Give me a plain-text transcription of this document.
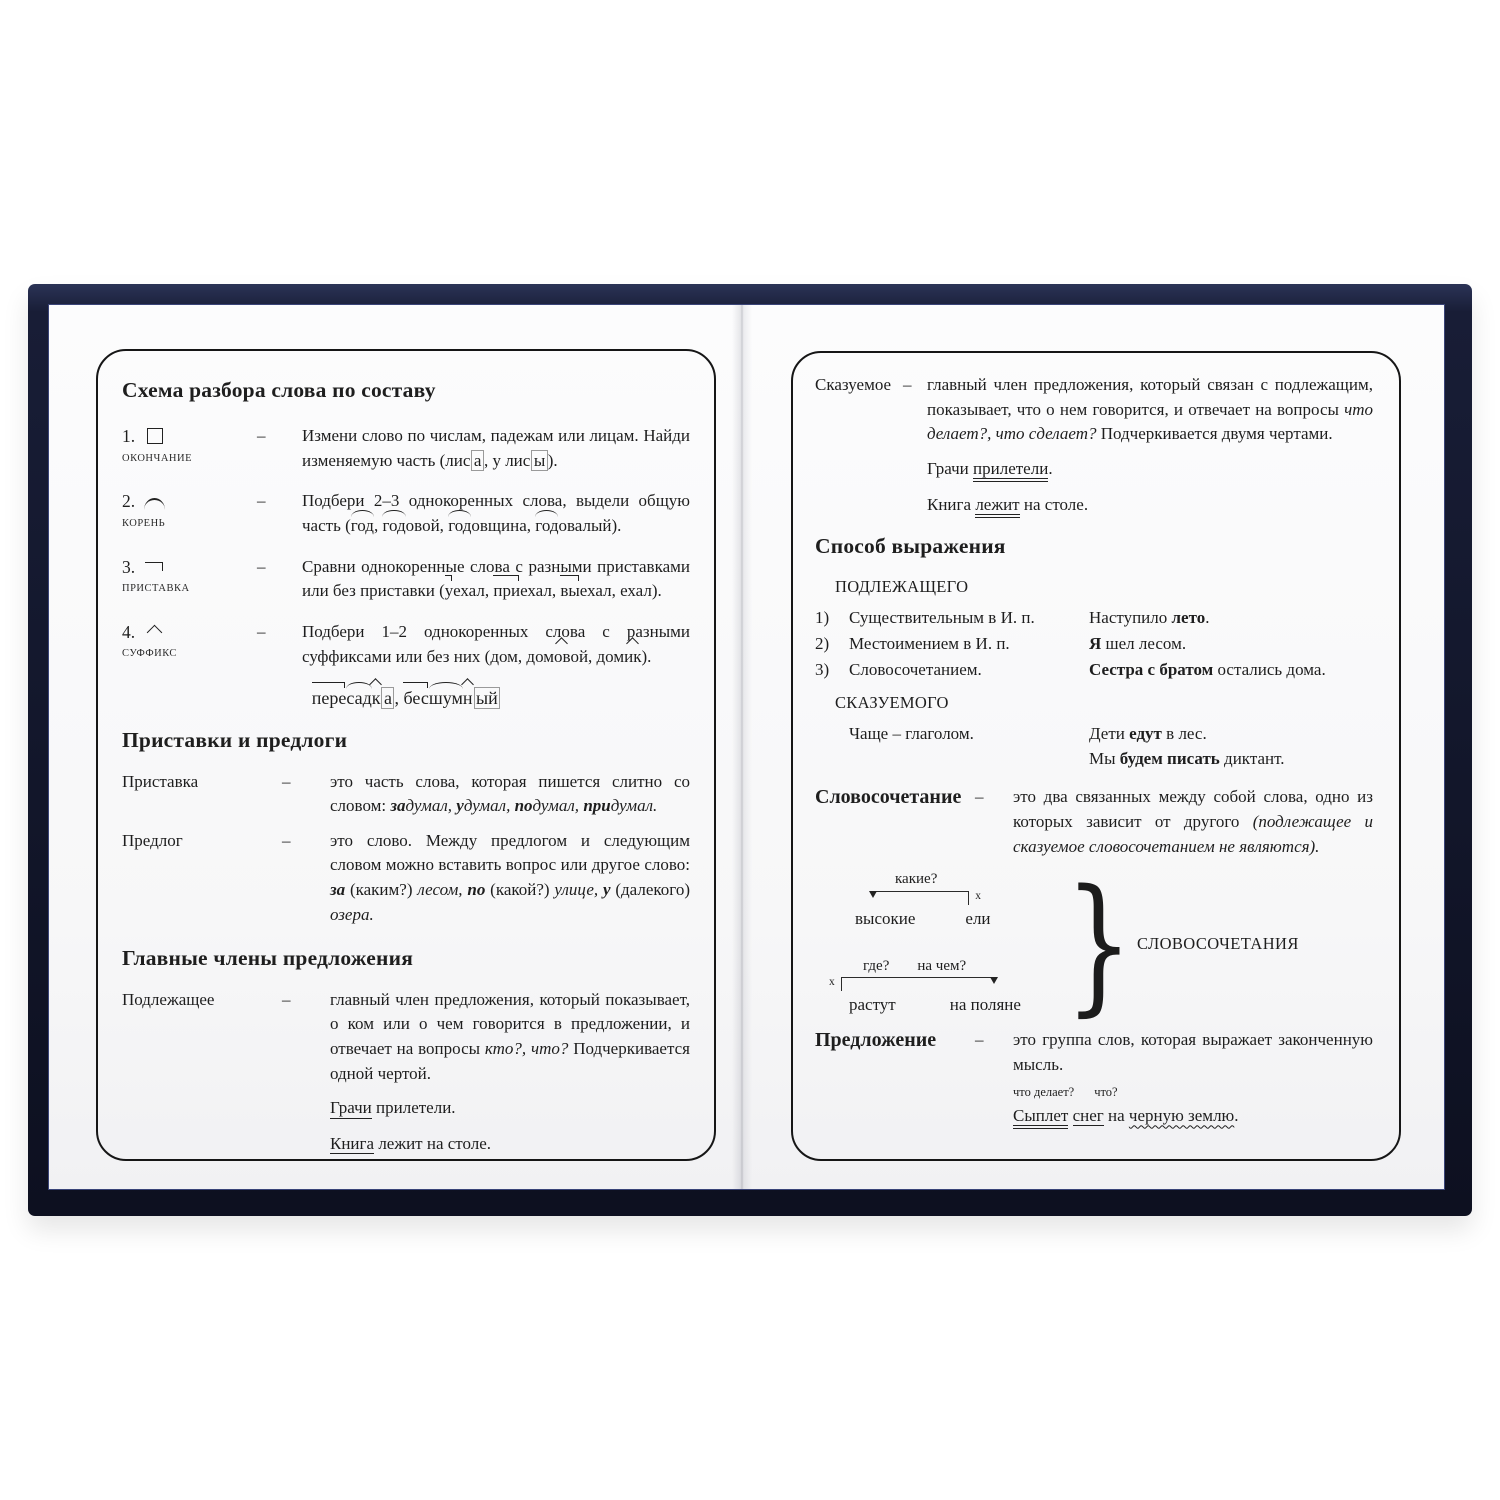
Схема разбора слова по составу
1.
ОКОНЧАНИЕ
–	Измени слово по числам, падежам или лицам. Найди изменяемую часть (лис а , у лис ы ).
2.
КОРЕНЬ
–	Подбери 2–3 однокоренных слова, выдели общую часть (год, годовой, годовщина, годовалый).
3.
ПРИСТАВКА
–	Сравни однокоренные слова с разными приставками или без приставки (уехал, приехал, выехал, ехал).
4.
СУФФИКС
–	Подбери 1–2 однокоренных слова с разными суффиксами или без них (дом, домовой, домик).
пересадк а , бесшумн ый
Приставки и предлоги
Приставка	–	это часть слова, которая пишется слитно со словом: задумал, удумал, подумал, придумал.
Предлог	–	это слово. Между предлогом и следующим словом можно вставить вопрос или другое слово: за (каким?) лесом, по (какой?) улице, у (далекого) озера.
Главные члены предложения
Подлежащее	–	главный член предложения, который показывает, о ком или о чем говорится в предложении, и отвечает на вопросы кто?, что? Подчеркивается одной чертой.
Грачи прилетели.
Книга лежит на столе.
Сказуемое – главный член предложения, который связан с подлежащим, показывает, что о нем говорится, и отвечает на вопросы что делает?, что сделает? Подчеркивается двумя чертами.
Грачи прилетели.
Книга лежит на столе.
Способ выражения
ПОДЛЕЖАЩЕГО
1)	Существительным в И. п.	Наступило лето.
2)	Местоимением в И. п.	Я шел лесом.
3)	Словосочетанием.	Сестра с братом остались дома.
СКАЗУЕМОГО
Чаще – глаголом.	Дети едут в лес.
Мы будем писать диктант.
Словосочетание –	это два связанных между собой слова, одно из которых зависит от другого (подлежащее и сказуемое словосочетанием не являются).
какие?
x
высокие	ели
где? на чем?
x
растут	на поляне } СЛОВОСОЧЕТАНИЯ
Предложение	–	это группа слов, которая выражает законченную мысль.
что делает? что?
Сыплет снег на черную землю.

○ ○ ○

Exercise directions —
Reproduce all entries without any change, and omit the pictures.

Written answer —
Give me a plain-text transcription of this document.
Схема разбора слова по составу
1.
ОКОНЧАНИЕ
–	Измени слово по числам, падежам или лицам. Найди изменяемую часть (лис а , у лис ы ).
2.
КОРЕНЬ
–	Подбери 2–3 однокоренных слова, выдели общую часть (год, годовой, годовщина, годовалый).
3.
ПРИСТАВКА
–	Сравни однокоренные слова с разными приставками или без приставки (уехал, приехал, выехал, ехал).
4.
СУФФИКС
–	Подбери 1–2 однокоренных слова с разными суффиксами или без них (дом, домовой, домик).
пересадк а , бесшумн ый
Приставки и предлоги
Приставка	–	это часть слова, которая пишется слитно со словом: задумал, удумал, подумал, придумал.
Предлог	–	это слово. Между предлогом и следующим словом можно вставить вопрос или другое слово: за (каким?) лесом, по (какой?) улице, у (далекого) озера.
Главные члены предложения
Подлежащее	–	главный член предложения, который показывает, о ком или о чем говорится в предложении, и отвечает на вопросы кто?, что? Подчеркивается одной чертой.
Грачи прилетели.
Книга лежит на столе.
Сказуемое – главный член предложения, который связан с подлежащим, показывает, что о нем говорится, и отвечает на вопросы что делает?, что сделает? Подчеркивается двумя чертами.
Грачи прилетели.
Книга лежит на столе.
Способ выражения
ПОДЛЕЖАЩЕГО
1)	Существительным в И. п.	Наступило лето.
2)	Местоимением в И. п.	Я шел лесом.
3)	Словосочетанием.	Сестра с братом остались дома.
СКАЗУЕМОГО
Чаще – глаголом.	Дети едут в лес.
Мы будем писать диктант.
Словосочетание –	это два связанных между собой слова, одно из которых зависит от другого (подлежащее и сказуемое словосочетанием не являются).
какие?
x
высокие	ели
где? на чем?
x
растут	на поляне } СЛОВОСОЧЕТАНИЯ
Предложение	–	это группа слов, которая выражает законченную мысль.
что делает? что?
Сыплет снег на черную землю.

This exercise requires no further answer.